■ Task instructions
Copy each line of the records that contains the word "цепи".
* Begin Extracted data *
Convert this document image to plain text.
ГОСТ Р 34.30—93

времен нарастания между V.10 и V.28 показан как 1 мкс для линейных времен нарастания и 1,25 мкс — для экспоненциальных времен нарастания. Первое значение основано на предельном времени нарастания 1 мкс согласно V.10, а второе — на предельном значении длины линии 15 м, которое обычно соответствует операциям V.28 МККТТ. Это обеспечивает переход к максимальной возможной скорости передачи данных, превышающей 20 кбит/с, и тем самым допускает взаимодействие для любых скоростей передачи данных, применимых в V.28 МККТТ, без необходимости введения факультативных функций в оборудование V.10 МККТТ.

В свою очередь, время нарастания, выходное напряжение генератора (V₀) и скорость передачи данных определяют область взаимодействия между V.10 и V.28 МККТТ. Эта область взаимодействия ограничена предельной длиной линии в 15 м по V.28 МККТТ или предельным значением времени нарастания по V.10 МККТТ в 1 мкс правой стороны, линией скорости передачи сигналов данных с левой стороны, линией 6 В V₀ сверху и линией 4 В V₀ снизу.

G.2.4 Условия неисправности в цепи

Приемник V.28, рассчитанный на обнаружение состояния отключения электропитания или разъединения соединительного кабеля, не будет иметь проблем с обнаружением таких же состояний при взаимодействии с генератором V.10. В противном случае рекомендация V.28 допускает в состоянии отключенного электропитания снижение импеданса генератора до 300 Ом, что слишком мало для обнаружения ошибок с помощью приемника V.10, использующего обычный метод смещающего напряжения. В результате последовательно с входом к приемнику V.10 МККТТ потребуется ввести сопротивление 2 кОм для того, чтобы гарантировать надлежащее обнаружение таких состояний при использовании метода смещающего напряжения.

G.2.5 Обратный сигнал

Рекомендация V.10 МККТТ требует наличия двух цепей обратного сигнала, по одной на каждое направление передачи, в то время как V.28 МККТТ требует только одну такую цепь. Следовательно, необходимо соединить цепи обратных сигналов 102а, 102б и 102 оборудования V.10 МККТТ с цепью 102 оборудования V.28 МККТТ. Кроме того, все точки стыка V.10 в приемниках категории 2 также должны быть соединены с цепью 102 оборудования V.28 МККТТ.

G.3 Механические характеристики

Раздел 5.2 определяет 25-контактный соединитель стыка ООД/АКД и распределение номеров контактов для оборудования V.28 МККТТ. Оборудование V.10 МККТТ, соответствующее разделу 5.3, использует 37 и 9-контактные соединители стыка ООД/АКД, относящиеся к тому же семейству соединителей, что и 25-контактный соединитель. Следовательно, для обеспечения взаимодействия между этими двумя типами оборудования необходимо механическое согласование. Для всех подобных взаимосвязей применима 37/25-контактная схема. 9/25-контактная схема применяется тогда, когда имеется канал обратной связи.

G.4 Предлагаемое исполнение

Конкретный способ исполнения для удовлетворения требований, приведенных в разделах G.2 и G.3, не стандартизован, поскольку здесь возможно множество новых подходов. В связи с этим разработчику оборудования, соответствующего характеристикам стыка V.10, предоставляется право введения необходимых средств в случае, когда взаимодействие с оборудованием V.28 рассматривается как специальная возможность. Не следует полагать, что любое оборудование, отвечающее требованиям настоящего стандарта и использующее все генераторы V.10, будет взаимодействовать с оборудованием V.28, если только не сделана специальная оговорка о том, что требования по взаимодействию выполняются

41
* End Extracted data *
■ Reply to the exercise
G.2.4 Условия неисправности в цепи
Рекомендация V.10 МККТТ требует наличия двух цепей обратного сигнала, по одной на каждое направление передачи, в то время как V.28 МККТТ требует только одну такую цепь. Следовательно, необходимо соединить цепи обратных сигналов 102а, 102б и 102 оборудования V.10 МККТТ с цепью 102 оборудования V.28 МККТТ. Кроме того, все точки стыка V.10 в приемниках категории 2 также должны быть соединены с цепью 102 оборудования V.28 МККТТ.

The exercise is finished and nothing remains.